# STATED EXERCISE:
Below are the records. Gather each line that holds "with".

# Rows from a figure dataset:
• • • •
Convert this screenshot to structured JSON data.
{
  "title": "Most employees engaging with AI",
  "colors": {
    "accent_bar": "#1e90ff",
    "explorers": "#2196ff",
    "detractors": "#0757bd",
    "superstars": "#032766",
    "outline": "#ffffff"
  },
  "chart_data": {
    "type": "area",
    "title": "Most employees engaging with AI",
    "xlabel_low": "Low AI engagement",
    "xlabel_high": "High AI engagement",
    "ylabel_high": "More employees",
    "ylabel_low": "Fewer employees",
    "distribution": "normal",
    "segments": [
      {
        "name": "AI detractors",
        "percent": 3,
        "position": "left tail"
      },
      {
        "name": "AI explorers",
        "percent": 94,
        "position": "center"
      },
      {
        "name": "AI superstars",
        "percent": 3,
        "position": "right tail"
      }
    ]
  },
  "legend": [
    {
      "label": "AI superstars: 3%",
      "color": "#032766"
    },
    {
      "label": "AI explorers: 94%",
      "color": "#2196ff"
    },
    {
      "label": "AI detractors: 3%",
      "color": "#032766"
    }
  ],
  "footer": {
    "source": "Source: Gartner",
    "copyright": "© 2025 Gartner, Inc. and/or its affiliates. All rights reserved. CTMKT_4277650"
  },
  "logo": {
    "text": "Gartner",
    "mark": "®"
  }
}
• • • •
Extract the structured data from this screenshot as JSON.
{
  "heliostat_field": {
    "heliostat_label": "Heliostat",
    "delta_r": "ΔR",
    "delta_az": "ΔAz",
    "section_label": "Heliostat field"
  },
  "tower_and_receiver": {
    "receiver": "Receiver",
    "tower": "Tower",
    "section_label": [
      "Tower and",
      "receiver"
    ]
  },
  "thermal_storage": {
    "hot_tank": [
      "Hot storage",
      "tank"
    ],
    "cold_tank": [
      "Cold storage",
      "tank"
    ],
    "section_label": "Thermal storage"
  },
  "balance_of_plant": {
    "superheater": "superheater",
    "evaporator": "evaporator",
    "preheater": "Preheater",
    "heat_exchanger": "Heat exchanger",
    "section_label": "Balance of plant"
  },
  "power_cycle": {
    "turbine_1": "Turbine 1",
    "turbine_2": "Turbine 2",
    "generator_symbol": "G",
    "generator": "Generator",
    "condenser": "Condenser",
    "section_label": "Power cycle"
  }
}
• • • •
# CORRECT OUTPUT:
  "title": "Most employees engaging with AI",
    "title": "Most employees engaging with AI",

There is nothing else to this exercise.